#### [Given exercise]
Pull out every line below that contains the word "Havey", and copy each one in full.

──────

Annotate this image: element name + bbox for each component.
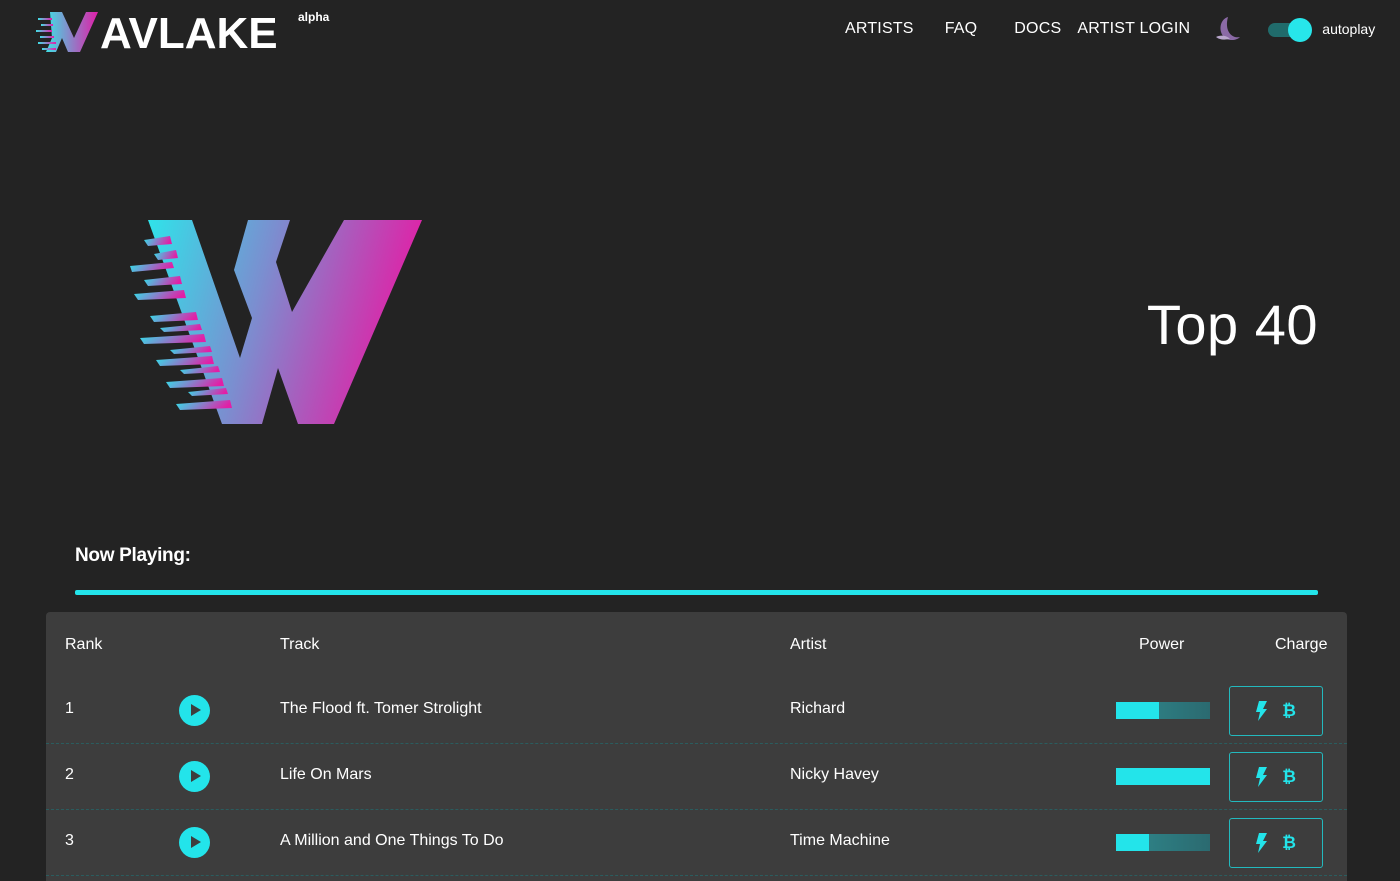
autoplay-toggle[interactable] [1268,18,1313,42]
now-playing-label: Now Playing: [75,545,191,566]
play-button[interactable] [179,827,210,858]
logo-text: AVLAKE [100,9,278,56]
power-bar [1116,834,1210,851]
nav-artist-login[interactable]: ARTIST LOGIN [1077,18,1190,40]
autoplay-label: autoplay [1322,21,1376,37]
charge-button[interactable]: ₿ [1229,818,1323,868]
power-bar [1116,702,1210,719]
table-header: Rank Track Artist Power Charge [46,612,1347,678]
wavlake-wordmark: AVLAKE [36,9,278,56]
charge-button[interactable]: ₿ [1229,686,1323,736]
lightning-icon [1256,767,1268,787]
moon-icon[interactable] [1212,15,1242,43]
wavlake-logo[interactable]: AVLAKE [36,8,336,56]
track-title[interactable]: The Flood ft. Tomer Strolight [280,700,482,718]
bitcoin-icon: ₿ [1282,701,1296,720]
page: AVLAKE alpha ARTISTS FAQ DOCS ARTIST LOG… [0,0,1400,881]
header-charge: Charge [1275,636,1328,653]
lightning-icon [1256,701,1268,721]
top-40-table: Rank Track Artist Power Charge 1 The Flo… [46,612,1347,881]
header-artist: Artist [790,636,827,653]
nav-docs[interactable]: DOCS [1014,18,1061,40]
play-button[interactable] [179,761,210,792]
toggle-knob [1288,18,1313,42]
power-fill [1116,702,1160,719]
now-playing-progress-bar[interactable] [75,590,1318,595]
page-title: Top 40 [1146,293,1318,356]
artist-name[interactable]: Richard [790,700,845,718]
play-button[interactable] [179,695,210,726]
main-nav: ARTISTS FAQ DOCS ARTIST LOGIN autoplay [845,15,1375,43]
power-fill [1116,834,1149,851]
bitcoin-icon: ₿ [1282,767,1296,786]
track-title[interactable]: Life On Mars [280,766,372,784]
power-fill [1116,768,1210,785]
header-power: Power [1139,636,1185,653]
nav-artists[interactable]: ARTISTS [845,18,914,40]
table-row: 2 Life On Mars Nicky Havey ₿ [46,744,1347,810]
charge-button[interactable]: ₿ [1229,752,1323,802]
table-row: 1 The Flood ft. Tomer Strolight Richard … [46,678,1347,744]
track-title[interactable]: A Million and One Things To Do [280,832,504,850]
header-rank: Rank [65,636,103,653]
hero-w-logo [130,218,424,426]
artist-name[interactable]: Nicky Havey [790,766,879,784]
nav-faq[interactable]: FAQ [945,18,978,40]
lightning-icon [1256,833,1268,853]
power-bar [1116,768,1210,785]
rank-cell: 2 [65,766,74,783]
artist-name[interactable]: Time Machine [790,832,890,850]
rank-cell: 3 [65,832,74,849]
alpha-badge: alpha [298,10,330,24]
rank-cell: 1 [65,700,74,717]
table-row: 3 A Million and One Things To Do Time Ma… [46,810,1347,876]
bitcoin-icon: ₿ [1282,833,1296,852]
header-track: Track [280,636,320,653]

──────

#### [Complete output]
table-row: 2 Life On Mars Nicky Havey ₿ [46,744,1347,810]
artist-name[interactable]: Nicky Havey [790,766,879,784]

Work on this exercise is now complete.